--- TASK STATEMENT ---
Show every line where "Accuracy" occurs.

--- Begin GIVEN RECORDS ---

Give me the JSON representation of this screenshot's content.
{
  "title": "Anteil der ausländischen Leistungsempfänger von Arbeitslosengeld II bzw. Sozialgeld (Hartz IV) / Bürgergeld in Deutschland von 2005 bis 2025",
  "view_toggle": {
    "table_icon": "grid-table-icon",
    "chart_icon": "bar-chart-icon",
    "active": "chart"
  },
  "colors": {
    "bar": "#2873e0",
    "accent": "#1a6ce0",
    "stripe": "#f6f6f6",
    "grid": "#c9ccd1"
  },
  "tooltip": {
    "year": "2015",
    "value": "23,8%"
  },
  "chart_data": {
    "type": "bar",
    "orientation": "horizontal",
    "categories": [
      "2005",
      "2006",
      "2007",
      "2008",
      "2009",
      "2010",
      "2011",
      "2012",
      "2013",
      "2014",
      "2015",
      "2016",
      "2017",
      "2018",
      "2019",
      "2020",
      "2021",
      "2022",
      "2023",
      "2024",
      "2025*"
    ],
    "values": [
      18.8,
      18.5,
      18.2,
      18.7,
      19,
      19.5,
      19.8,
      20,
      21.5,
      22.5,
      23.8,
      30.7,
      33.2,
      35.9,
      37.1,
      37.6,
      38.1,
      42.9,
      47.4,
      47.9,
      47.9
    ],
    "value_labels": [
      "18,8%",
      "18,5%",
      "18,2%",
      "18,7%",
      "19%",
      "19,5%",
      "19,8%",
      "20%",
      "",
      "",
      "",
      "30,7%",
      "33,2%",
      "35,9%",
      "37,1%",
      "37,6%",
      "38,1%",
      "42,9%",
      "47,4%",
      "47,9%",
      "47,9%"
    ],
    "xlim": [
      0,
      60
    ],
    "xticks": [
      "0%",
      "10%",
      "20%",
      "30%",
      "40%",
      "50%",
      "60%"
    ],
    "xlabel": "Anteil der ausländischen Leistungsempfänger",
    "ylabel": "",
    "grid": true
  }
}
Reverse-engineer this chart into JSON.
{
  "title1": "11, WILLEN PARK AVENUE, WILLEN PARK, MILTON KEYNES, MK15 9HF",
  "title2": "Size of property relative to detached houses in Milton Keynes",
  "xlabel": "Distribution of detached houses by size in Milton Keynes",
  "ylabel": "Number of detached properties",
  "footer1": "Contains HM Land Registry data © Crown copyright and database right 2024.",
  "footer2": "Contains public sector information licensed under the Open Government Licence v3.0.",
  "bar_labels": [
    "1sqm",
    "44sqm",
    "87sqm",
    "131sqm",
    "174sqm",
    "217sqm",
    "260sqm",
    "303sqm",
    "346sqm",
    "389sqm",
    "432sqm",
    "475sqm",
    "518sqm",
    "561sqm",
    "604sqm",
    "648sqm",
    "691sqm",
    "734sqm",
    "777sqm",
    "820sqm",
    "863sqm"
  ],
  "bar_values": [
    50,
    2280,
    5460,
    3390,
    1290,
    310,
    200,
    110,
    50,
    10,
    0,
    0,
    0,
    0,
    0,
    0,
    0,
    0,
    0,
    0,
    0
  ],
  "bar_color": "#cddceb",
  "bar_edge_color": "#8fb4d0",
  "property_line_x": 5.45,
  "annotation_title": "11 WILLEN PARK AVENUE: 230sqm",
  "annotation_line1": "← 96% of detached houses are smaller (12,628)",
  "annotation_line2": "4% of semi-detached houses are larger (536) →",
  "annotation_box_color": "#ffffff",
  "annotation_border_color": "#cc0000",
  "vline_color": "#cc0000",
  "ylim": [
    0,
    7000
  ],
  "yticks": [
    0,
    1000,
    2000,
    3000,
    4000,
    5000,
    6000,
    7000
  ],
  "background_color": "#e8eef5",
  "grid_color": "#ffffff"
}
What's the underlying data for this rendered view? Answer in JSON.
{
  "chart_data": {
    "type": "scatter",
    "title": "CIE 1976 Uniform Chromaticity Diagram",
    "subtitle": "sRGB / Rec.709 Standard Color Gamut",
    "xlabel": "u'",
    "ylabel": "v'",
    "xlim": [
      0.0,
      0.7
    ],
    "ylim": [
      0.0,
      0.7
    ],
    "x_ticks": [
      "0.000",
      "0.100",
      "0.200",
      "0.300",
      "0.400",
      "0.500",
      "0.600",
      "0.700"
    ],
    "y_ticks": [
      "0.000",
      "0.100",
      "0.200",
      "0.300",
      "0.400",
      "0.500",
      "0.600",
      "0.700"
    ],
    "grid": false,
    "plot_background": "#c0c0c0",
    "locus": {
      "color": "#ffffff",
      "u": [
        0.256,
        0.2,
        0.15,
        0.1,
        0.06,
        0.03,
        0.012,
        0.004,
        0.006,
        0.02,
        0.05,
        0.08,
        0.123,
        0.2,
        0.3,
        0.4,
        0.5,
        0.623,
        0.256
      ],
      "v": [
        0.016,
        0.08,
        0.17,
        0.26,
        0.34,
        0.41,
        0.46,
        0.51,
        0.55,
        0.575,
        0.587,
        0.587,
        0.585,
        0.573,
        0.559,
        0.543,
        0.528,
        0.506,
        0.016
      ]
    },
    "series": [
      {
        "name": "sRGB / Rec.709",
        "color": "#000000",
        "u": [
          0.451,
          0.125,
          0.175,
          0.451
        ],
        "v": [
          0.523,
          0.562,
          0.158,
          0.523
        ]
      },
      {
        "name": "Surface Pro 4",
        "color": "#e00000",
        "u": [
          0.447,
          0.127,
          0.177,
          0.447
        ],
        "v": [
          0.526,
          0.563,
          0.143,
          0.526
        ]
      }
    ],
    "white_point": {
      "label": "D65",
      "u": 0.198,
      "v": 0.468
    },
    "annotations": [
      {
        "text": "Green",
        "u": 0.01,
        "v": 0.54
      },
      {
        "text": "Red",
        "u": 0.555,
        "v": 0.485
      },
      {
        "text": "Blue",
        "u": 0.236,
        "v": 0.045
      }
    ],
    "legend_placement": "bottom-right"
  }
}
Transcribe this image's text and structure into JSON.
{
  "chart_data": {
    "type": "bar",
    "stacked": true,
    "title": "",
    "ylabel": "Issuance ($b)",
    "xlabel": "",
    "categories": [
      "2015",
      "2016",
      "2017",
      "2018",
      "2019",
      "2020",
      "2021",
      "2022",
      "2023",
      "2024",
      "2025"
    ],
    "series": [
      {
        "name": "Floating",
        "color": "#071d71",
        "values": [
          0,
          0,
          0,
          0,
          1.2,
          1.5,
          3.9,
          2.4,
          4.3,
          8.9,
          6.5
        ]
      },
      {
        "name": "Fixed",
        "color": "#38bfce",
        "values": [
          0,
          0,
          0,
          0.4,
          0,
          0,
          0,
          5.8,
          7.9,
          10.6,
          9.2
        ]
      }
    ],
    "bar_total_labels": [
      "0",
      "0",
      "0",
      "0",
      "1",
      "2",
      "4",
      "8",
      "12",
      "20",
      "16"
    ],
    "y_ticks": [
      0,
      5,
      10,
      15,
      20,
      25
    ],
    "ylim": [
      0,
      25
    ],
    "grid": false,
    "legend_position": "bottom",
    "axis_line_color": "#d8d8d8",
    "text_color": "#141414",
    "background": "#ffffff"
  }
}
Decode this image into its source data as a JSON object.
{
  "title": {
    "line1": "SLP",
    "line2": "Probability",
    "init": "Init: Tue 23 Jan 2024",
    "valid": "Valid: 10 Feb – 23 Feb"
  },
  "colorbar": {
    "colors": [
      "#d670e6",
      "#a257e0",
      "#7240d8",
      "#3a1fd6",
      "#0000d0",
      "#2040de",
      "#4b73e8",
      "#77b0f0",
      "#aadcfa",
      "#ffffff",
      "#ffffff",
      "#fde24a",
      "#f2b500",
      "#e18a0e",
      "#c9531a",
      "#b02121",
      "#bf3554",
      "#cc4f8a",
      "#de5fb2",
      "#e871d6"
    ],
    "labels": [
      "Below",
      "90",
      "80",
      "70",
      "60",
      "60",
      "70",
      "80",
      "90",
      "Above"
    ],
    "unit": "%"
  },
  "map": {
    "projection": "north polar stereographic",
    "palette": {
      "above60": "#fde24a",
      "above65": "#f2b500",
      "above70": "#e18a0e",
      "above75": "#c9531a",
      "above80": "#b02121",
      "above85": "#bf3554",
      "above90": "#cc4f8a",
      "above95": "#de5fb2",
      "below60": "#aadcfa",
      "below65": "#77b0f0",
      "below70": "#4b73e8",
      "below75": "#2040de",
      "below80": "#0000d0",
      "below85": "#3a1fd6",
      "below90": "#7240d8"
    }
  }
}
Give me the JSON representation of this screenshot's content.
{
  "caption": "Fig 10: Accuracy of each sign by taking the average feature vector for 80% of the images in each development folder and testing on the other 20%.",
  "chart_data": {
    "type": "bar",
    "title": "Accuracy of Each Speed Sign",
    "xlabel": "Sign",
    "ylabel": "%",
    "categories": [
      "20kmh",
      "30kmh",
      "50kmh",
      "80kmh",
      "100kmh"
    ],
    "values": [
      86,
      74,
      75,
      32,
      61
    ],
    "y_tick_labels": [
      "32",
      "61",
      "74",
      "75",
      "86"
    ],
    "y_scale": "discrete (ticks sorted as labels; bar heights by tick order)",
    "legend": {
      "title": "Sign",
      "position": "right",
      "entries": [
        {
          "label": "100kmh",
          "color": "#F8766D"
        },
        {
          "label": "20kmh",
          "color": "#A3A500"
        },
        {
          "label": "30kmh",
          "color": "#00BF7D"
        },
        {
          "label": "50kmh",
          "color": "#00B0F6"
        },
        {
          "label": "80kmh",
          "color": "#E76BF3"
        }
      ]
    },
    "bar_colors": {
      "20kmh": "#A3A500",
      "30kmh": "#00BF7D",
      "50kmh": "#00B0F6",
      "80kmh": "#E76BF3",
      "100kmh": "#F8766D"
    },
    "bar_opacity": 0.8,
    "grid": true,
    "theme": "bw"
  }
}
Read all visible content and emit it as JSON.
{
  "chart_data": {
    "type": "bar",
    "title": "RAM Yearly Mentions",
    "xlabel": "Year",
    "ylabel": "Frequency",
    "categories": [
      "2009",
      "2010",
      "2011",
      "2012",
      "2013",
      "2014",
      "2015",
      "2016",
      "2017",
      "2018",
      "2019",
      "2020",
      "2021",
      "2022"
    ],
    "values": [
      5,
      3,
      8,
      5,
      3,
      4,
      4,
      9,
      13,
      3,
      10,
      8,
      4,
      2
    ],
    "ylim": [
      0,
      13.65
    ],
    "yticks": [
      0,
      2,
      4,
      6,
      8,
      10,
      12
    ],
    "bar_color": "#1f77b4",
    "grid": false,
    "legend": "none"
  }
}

--- End GIVEN RECORDS ---

--- SOLUTION ---
  "caption": "Fig 10: Accuracy of each sign by taking the average feature vector for 80% of the images in each development folder and testing on the other 20%.",
    "title": "Accuracy of Each Speed Sign",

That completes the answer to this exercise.